--- START LISTED ENTRIES ---

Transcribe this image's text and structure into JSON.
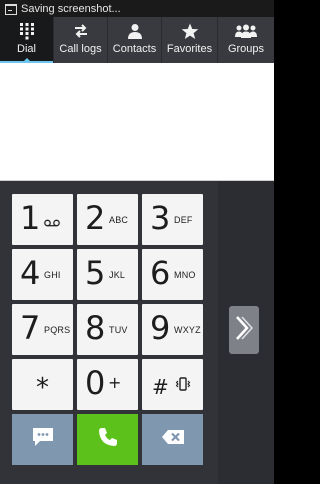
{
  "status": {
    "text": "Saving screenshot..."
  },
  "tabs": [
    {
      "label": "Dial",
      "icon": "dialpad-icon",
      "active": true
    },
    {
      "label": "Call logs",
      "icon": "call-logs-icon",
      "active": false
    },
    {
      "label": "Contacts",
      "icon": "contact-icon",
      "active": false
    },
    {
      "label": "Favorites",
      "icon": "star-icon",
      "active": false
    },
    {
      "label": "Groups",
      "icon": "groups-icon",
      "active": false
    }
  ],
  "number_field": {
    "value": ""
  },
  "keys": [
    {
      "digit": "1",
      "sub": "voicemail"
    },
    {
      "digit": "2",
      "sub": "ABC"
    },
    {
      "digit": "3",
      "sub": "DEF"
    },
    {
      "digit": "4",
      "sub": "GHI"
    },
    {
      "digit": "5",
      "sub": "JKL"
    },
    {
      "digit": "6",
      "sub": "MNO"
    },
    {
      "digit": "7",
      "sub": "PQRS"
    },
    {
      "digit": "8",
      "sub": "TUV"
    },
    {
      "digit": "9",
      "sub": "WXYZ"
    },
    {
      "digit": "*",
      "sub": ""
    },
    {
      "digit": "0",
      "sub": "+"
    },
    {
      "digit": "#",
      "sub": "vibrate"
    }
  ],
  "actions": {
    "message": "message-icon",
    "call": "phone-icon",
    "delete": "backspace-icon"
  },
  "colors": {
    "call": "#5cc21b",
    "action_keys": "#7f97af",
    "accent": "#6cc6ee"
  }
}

--- END LISTED ENTRIES ---
--- START LISTED ENTRIES ---

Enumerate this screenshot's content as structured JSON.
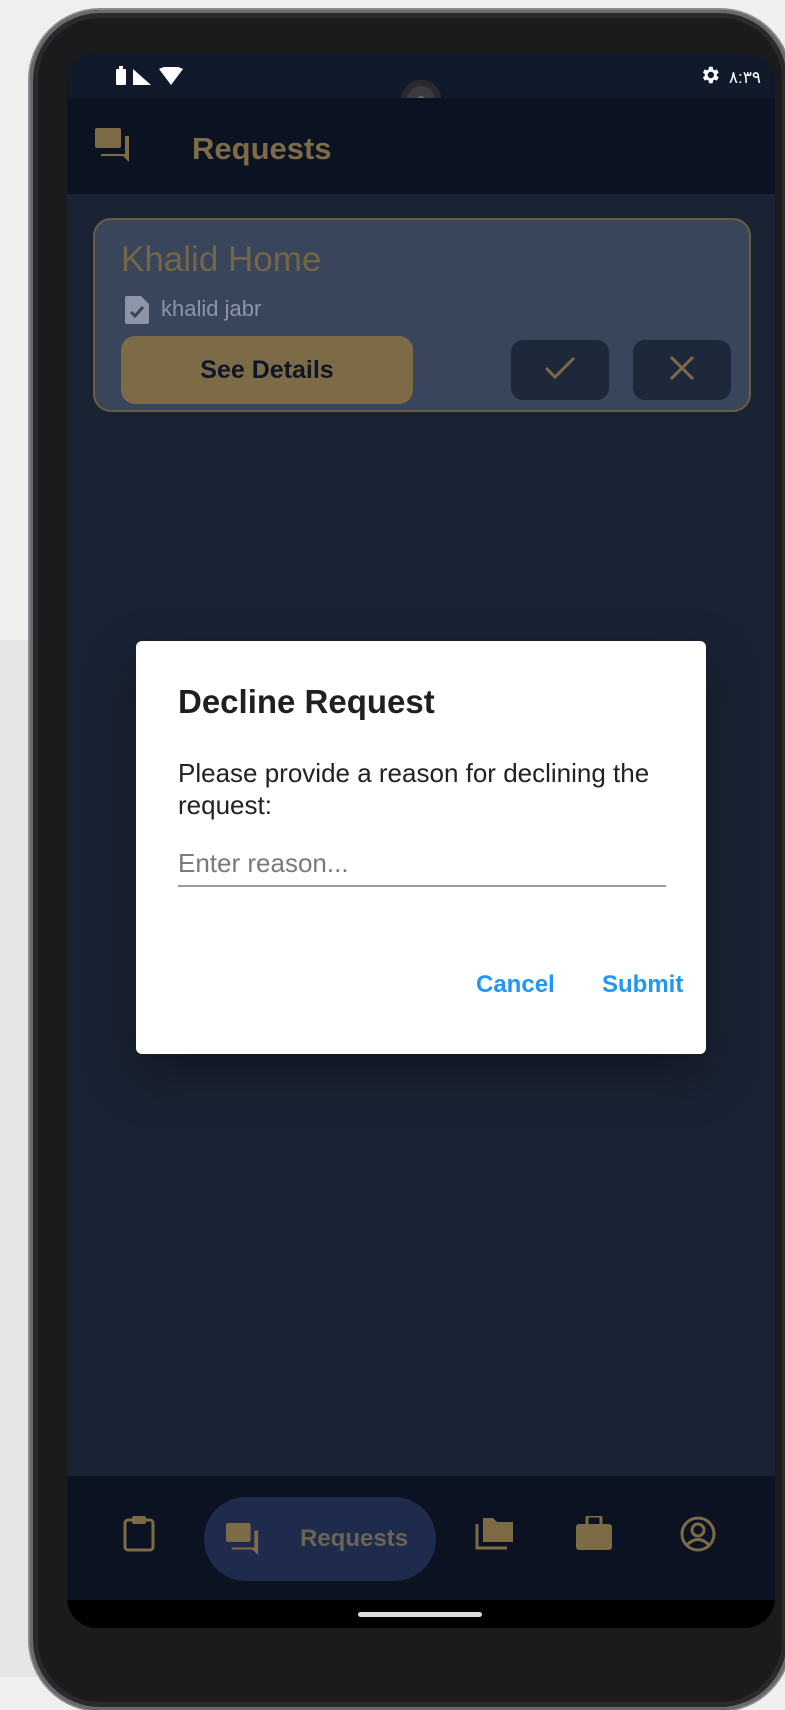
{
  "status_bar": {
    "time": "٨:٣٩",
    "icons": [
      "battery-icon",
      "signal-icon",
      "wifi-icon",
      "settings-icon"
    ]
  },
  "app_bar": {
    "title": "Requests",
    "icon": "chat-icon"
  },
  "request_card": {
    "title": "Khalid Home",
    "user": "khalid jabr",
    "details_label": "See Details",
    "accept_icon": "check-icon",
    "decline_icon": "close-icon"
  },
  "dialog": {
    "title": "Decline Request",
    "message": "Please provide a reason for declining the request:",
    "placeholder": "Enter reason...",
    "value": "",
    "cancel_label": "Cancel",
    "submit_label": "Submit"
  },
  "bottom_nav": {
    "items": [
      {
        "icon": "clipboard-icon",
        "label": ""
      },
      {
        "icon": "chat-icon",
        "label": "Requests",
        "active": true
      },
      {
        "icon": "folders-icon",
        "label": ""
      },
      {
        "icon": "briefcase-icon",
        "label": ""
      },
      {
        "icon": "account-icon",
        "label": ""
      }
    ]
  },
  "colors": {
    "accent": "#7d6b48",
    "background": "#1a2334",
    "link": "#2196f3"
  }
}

--- END LISTED ENTRIES ---

■ **EXERCISE BRIEF**
Find the word "title" in the data and copy out each line where it turns up.

■ **CORRECT RESPONSE**
    "title": "Requests",
    "title": "Khalid Home",
    "title": "Decline Request",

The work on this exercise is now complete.